* Begin GIVEN DATA *
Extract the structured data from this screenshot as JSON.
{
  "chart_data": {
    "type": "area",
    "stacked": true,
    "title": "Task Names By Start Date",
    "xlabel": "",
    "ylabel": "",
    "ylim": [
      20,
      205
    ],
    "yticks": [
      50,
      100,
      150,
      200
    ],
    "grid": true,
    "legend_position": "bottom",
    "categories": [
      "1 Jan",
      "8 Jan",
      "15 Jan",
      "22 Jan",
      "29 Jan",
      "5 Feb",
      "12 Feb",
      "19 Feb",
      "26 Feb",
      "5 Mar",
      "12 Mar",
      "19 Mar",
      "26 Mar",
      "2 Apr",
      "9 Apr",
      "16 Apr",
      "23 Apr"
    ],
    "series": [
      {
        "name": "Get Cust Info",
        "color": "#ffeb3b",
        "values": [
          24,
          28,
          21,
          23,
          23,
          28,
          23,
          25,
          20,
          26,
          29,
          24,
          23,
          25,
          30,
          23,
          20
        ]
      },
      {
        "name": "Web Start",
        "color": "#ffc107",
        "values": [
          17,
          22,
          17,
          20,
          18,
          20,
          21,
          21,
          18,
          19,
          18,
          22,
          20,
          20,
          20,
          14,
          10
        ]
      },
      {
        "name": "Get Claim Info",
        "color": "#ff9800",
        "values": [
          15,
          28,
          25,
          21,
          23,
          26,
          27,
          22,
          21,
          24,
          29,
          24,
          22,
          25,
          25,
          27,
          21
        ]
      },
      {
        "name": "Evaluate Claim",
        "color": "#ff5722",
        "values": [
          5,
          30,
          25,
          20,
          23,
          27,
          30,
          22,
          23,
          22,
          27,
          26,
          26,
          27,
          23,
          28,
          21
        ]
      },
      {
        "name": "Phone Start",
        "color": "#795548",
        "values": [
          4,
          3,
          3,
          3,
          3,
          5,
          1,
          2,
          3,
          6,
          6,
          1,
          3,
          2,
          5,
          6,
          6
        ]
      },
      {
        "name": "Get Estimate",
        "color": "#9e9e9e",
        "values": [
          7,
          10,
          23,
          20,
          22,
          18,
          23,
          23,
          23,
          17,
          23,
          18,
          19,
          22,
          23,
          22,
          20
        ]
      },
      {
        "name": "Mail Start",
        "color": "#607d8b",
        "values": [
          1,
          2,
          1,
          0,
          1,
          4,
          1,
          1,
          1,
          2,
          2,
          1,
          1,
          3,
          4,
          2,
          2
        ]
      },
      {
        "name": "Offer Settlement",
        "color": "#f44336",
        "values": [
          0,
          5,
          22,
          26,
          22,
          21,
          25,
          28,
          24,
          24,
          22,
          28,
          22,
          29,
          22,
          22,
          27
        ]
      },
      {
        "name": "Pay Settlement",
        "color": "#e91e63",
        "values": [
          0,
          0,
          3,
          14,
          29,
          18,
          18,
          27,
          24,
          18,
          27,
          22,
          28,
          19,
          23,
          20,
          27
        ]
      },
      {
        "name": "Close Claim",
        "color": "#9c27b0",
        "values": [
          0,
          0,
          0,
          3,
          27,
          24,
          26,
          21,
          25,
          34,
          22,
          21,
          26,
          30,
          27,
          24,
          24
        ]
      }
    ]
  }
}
* End GIVEN DATA *
> _TASK GOAL_: State how many lines of the records above contain the word "Settlement", and give only that number.

> _SOLUTION FOR THIS TASK_: 2